▶ **REQUIREMENTS**
Copy out every record below with complete accuracy.

▶ **DATASET CONTENT**
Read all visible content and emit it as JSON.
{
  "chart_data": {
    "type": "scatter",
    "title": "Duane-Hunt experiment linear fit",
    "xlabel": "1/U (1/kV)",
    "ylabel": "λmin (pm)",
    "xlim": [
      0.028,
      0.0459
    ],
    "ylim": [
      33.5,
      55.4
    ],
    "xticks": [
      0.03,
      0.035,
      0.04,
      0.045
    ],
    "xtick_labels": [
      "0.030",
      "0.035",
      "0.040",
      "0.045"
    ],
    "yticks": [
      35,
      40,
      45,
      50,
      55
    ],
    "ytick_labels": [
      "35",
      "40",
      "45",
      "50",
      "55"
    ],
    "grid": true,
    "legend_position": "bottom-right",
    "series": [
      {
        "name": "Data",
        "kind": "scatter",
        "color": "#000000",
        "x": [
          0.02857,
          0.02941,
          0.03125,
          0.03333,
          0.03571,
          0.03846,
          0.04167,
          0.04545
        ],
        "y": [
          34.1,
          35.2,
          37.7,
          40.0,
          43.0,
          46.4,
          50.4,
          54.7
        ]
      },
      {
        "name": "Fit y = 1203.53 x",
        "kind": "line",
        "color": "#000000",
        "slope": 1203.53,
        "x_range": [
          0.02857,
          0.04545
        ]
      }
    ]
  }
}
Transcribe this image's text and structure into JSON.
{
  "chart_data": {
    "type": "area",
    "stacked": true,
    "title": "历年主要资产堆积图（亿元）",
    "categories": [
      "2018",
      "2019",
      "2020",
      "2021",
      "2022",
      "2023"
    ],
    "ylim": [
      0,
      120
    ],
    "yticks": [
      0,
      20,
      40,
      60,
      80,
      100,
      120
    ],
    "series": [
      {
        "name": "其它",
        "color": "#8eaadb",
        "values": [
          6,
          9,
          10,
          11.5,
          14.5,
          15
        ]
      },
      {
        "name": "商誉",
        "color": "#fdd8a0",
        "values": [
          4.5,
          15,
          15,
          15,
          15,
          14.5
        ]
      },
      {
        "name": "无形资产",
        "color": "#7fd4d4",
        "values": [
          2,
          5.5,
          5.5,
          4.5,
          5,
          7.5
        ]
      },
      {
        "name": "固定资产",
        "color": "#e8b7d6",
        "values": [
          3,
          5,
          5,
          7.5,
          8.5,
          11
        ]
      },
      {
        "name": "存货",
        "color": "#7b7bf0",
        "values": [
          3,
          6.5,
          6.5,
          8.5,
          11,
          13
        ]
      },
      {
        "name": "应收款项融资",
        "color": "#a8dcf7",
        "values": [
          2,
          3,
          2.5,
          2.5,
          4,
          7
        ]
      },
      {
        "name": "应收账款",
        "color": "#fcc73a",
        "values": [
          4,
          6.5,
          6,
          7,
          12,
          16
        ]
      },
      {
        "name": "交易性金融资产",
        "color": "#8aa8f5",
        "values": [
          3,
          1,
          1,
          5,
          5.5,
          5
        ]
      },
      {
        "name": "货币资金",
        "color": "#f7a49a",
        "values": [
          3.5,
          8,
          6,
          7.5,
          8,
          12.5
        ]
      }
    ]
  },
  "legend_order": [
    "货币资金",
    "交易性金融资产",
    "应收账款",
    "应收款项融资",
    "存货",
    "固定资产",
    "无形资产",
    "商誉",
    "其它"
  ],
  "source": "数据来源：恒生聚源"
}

▶ **SOLUTION TO THIS TASK**
Read all visible content and emit it as JSON.
{
  "chart_data": {
    "type": "scatter",
    "title": "Duane-Hunt experiment linear fit",
    "xlabel": "1/U (1/kV)",
    "ylabel": "λmin (pm)",
    "xlim": [
      0.028,
      0.0459
    ],
    "ylim": [
      33.5,
      55.4
    ],
    "xticks": [
      0.03,
      0.035,
      0.04,
      0.045
    ],
    "xtick_labels": [
      "0.030",
      "0.035",
      "0.040",
      "0.045"
    ],
    "yticks": [
      35,
      40,
      45,
      50,
      55
    ],
    "ytick_labels": [
      "35",
      "40",
      "45",
      "50",
      "55"
    ],
    "grid": true,
    "legend_position": "bottom-right",
    "series": [
      {
        "name": "Data",
        "kind": "scatter",
        "color": "#000000",
        "x": [
          0.02857,
          0.02941,
          0.03125,
          0.03333,
          0.03571,
          0.03846,
          0.04167,
          0.04545
        ],
        "y": [
          34.1,
          35.2,
          37.7,
          40.0,
          43.0,
          46.4,
          50.4,
          54.7
        ]
      },
      {
        "name": "Fit y = 1203.53 x",
        "kind": "line",
        "color": "#000000",
        "slope": 1203.53,
        "x_range": [
          0.02857,
          0.04545
        ]
      }
    ]
  }
}
Transcribe this image's text and structure into JSON.
{
  "chart_data": {
    "type": "area",
    "stacked": true,
    "title": "历年主要资产堆积图（亿元）",
    "categories": [
      "2018",
      "2019",
      "2020",
      "2021",
      "2022",
      "2023"
    ],
    "ylim": [
      0,
      120
    ],
    "yticks": [
      0,
      20,
      40,
      60,
      80,
      100,
      120
    ],
    "series": [
      {
        "name": "其它",
        "color": "#8eaadb",
        "values": [
          6,
          9,
          10,
          11.5,
          14.5,
          15
        ]
      },
      {
        "name": "商誉",
        "color": "#fdd8a0",
        "values": [
          4.5,
          15,
          15,
          15,
          15,
          14.5
        ]
      },
      {
        "name": "无形资产",
        "color": "#7fd4d4",
        "values": [
          2,
          5.5,
          5.5,
          4.5,
          5,
          7.5
        ]
      },
      {
        "name": "固定资产",
        "color": "#e8b7d6",
        "values": [
          3,
          5,
          5,
          7.5,
          8.5,
          11
        ]
      },
      {
        "name": "存货",
        "color": "#7b7bf0",
        "values": [
          3,
          6.5,
          6.5,
          8.5,
          11,
          13
        ]
      },
      {
        "name": "应收款项融资",
        "color": "#a8dcf7",
        "values": [
          2,
          3,
          2.5,
          2.5,
          4,
          7
        ]
      },
      {
        "name": "应收账款",
        "color": "#fcc73a",
        "values": [
          4,
          6.5,
          6,
          7,
          12,
          16
        ]
      },
      {
        "name": "交易性金融资产",
        "color": "#8aa8f5",
        "values": [
          3,
          1,
          1,
          5,
          5.5,
          5
        ]
      },
      {
        "name": "货币资金",
        "color": "#f7a49a",
        "values": [
          3.5,
          8,
          6,
          7.5,
          8,
          12.5
        ]
      }
    ]
  },
  "legend_order": [
    "货币资金",
    "交易性金融资产",
    "应收账款",
    "应收款项融资",
    "存货",
    "固定资产",
    "无形资产",
    "商誉",
    "其它"
  ],
  "source": "数据来源：恒生聚源"
}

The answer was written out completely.